** Begin RECORDS SHOWN **

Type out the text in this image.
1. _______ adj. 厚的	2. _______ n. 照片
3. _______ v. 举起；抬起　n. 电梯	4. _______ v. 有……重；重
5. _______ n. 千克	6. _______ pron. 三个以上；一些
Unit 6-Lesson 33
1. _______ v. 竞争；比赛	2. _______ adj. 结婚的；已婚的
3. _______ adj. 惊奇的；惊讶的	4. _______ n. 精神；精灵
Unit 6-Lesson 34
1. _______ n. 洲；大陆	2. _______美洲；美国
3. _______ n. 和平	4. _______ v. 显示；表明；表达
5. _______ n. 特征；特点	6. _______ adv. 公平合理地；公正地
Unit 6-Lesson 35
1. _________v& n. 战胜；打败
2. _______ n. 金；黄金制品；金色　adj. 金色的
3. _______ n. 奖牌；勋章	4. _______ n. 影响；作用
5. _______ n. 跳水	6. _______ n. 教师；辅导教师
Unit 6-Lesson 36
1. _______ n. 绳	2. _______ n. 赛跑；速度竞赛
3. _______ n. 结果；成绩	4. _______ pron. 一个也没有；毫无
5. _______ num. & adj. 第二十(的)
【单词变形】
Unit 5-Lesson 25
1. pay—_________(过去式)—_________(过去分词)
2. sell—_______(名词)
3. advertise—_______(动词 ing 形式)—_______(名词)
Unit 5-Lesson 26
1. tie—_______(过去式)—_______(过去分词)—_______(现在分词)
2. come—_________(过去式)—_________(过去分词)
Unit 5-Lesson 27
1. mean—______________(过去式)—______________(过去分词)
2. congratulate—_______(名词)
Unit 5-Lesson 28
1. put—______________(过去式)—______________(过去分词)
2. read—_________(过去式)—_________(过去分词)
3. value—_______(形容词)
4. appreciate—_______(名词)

** End RECORDS SHOWN **

WRITTEN TASK: Copy all data exactly, start to finish.

TASK RESPONSE:
Type out the text in this image.
1. _______ adj. 厚的	2. _______ n. 照片
3. _______ v. 举起；抬起　n. 电梯	4. _______ v. 有……重；重
5. _______ n. 千克	6. _______ pron. 三个以上；一些
Unit 6-Lesson 33
1. _______ v. 竞争；比赛	2. _______ adj. 结婚的；已婚的
3. _______ adj. 惊奇的；惊讶的	4. _______ n. 精神；精灵
Unit 6-Lesson 34
1. _______ n. 洲；大陆	2. _______美洲；美国
3. _______ n. 和平	4. _______ v. 显示；表明；表达
5. _______ n. 特征；特点	6. _______ adv. 公平合理地；公正地
Unit 6-Lesson 35
1. _________v& n. 战胜；打败
2. _______ n. 金；黄金制品；金色　adj. 金色的
3. _______ n. 奖牌；勋章	4. _______ n. 影响；作用
5. _______ n. 跳水	6. _______ n. 教师；辅导教师
Unit 6-Lesson 36
1. _______ n. 绳	2. _______ n. 赛跑；速度竞赛
3. _______ n. 结果；成绩	4. _______ pron. 一个也没有；毫无
5. _______ num. & adj. 第二十(的)
【单词变形】
Unit 5-Lesson 25
1. pay—_________(过去式)—_________(过去分词)
2. sell—_______(名词)
3. advertise—_______(动词 ing 形式)—_______(名词)
Unit 5-Lesson 26
1. tie—_______(过去式)—_______(过去分词)—_______(现在分词)
2. come—_________(过去式)—_________(过去分词)
Unit 5-Lesson 27
1. mean—______________(过去式)—______________(过去分词)
2. congratulate—_______(名词)
Unit 5-Lesson 28
1. put—______________(过去式)—______________(过去分词)
2. read—_________(过去式)—_________(过去分词)
3. value—_______(形容词)
4. appreciate—_______(名词)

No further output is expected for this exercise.